** START Materials provided **

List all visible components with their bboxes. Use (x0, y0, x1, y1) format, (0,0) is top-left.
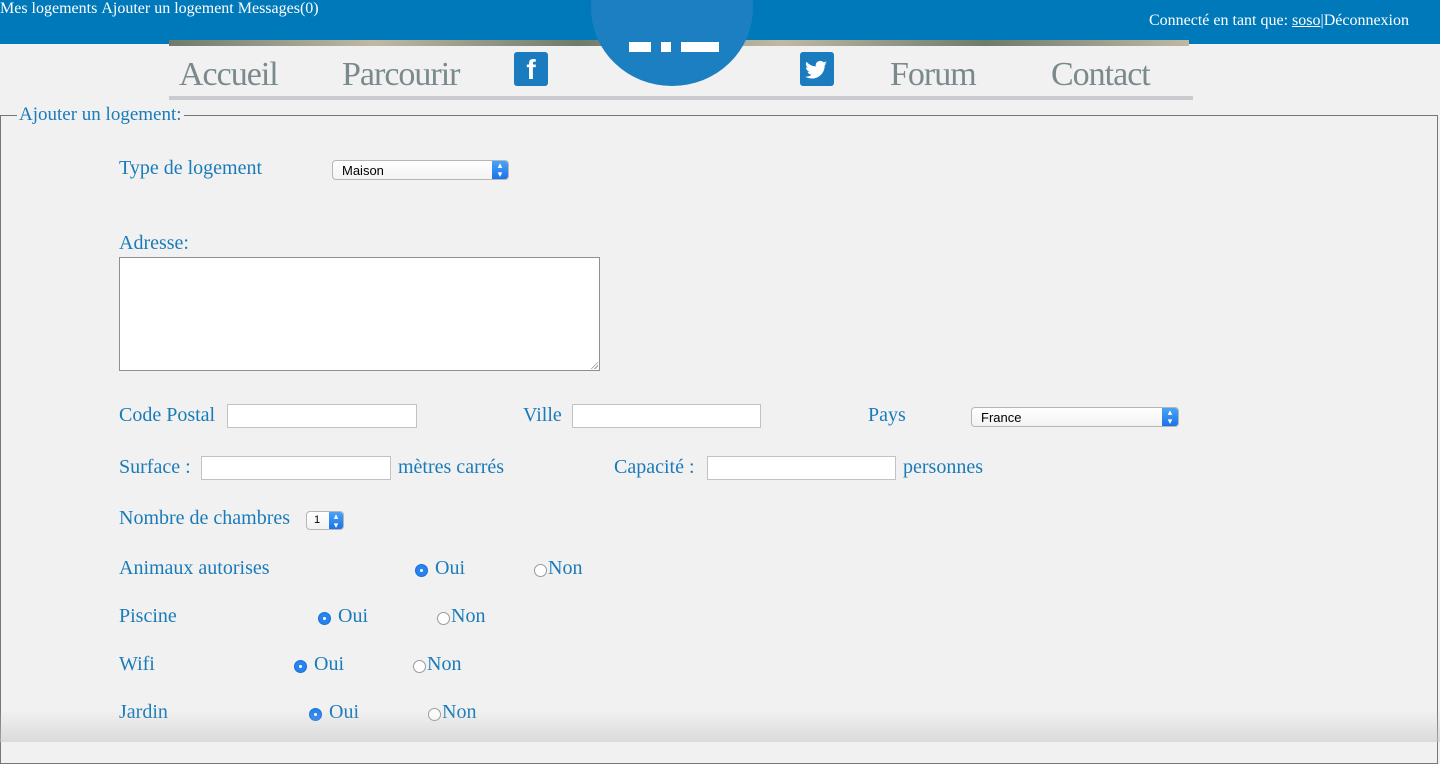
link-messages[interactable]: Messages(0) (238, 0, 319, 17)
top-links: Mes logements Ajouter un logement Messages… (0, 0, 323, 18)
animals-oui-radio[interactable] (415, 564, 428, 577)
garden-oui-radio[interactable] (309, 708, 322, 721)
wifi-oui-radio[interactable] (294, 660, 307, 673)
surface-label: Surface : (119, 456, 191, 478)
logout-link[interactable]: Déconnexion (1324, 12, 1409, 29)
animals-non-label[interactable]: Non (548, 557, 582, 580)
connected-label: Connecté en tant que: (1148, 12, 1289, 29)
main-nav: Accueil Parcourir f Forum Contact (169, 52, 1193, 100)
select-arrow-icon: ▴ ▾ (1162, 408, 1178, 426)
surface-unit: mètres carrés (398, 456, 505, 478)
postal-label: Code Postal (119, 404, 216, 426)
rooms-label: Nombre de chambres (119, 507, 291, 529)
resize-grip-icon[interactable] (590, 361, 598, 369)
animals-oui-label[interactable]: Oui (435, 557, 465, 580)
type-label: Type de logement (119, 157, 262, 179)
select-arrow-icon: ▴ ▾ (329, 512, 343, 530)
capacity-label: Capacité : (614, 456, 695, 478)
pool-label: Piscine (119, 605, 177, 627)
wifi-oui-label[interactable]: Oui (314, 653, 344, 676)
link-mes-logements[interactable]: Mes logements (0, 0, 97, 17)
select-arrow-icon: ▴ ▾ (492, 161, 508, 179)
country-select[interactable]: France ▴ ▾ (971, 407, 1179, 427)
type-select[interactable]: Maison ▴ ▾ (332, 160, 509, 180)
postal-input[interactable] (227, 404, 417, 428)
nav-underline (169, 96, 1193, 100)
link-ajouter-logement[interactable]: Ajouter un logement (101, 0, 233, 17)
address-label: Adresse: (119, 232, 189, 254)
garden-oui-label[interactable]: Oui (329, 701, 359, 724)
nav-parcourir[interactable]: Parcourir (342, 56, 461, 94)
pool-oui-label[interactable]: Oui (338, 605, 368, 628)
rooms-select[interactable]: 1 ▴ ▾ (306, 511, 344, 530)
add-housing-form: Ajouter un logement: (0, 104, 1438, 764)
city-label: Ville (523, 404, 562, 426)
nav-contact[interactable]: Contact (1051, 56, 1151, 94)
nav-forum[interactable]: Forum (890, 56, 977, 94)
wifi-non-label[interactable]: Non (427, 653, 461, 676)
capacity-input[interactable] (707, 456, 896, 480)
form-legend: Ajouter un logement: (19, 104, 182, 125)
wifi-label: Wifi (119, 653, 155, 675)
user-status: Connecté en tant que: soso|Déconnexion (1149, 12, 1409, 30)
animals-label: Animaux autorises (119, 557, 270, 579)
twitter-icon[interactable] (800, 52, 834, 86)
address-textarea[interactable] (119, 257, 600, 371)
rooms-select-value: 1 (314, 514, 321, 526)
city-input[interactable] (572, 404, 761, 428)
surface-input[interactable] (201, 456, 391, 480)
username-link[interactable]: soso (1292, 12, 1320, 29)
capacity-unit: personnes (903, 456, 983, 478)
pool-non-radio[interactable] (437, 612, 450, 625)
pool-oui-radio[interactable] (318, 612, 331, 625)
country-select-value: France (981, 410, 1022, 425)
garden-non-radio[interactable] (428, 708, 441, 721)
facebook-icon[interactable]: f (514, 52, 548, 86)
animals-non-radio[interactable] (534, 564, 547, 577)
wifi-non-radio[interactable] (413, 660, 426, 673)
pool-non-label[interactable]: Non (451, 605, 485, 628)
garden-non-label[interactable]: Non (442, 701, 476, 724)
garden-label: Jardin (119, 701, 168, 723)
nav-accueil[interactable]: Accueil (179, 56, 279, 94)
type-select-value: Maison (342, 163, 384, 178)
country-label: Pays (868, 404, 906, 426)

** END Materials provided **
** START Materials provided **

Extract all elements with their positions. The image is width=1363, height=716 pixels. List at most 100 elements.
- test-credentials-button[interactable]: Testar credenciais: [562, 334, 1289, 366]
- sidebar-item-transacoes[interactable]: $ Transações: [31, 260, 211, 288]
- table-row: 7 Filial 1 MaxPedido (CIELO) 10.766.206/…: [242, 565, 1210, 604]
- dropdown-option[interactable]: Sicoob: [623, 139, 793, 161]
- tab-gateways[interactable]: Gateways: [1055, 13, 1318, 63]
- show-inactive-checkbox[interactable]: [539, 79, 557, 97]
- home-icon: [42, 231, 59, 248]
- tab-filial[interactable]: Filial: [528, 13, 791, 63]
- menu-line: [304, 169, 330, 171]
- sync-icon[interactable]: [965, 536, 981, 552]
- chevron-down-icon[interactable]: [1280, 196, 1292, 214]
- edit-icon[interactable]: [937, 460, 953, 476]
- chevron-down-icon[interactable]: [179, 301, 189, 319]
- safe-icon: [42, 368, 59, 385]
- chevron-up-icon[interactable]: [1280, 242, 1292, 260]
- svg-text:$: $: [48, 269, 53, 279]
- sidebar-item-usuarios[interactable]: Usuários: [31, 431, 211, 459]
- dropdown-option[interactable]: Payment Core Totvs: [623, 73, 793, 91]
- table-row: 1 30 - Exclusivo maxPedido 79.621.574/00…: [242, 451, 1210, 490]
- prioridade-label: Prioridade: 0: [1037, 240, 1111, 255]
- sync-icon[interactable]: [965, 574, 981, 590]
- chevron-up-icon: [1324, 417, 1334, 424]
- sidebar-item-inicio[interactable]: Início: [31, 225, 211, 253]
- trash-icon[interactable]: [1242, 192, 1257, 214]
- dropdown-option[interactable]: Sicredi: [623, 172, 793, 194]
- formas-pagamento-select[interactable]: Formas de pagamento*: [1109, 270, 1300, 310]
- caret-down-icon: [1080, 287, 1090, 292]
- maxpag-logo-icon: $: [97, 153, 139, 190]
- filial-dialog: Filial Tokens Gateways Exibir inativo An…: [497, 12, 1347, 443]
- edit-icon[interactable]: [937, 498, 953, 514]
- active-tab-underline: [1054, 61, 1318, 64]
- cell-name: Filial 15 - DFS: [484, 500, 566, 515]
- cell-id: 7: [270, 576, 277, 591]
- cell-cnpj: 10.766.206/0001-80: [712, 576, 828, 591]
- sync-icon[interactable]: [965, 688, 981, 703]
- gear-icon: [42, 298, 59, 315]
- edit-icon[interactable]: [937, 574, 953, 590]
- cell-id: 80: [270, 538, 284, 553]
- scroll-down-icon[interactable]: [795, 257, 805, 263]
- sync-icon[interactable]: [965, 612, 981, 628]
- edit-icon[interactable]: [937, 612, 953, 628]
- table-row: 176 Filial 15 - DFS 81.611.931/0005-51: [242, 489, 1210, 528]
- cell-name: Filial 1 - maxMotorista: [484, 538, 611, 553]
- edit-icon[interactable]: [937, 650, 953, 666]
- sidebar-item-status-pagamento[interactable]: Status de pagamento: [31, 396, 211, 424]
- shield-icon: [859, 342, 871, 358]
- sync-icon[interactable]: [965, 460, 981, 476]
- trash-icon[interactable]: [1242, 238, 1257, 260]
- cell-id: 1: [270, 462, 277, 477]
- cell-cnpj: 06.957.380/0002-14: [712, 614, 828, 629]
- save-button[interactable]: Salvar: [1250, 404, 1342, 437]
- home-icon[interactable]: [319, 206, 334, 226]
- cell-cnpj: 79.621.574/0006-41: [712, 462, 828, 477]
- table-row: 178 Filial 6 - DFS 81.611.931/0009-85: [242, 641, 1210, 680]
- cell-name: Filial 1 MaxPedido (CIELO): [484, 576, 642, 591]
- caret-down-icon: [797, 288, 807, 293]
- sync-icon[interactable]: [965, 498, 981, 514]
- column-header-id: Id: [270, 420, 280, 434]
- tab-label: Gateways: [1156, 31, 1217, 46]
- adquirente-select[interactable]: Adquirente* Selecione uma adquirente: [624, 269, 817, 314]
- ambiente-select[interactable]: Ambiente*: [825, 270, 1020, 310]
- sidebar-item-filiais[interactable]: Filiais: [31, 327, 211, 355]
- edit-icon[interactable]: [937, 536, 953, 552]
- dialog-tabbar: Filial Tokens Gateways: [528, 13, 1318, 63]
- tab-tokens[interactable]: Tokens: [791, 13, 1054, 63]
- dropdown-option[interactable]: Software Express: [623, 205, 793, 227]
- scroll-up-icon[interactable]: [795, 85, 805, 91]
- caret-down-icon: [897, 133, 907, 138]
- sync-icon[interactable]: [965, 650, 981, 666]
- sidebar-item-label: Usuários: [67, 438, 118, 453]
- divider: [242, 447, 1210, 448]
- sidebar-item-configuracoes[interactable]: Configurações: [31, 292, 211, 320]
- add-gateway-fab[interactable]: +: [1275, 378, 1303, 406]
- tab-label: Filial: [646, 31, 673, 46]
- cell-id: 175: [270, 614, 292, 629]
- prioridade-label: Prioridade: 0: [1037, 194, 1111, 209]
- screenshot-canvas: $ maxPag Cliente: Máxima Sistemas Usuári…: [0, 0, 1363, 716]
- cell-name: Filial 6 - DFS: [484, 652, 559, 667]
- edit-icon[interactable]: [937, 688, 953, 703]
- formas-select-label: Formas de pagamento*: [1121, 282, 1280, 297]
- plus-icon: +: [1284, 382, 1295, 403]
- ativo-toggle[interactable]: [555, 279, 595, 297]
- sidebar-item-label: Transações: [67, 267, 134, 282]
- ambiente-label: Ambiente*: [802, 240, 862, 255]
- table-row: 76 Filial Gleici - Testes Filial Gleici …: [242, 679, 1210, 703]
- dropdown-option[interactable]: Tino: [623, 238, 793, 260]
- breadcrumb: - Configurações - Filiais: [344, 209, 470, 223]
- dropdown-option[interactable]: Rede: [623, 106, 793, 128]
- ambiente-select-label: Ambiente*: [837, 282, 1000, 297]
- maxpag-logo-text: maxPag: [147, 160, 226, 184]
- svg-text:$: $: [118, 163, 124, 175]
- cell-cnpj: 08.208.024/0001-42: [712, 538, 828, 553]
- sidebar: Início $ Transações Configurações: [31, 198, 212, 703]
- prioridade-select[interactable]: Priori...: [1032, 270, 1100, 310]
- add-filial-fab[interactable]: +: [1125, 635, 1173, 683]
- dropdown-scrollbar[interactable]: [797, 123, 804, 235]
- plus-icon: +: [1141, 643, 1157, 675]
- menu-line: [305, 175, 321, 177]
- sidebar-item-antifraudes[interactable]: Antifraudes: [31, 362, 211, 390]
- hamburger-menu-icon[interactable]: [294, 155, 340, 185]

** END Materials provided **

• Requirements: In the part of the listing that opens with the line containing "link-messages[interactable]: Messages(0) (238, 0, 319, 17)" and closes with the line containing "wifi-oui-radio[interactable] (294, 660, 307, 673)", swap "interactable" for "clickable" and write out only those lines, leaving everything else in them unchanged.

• Response to the task:
link-messages[clickable]: Messages(0) (238, 0, 319, 17)
top-links: Mes logements Ajouter un logement Messages… (0, 0, 323, 18)
animals-oui-radio[clickable] (415, 564, 428, 577)
garden-oui-radio[clickable] (309, 708, 322, 721)
wifi-oui-radio[clickable] (294, 660, 307, 673)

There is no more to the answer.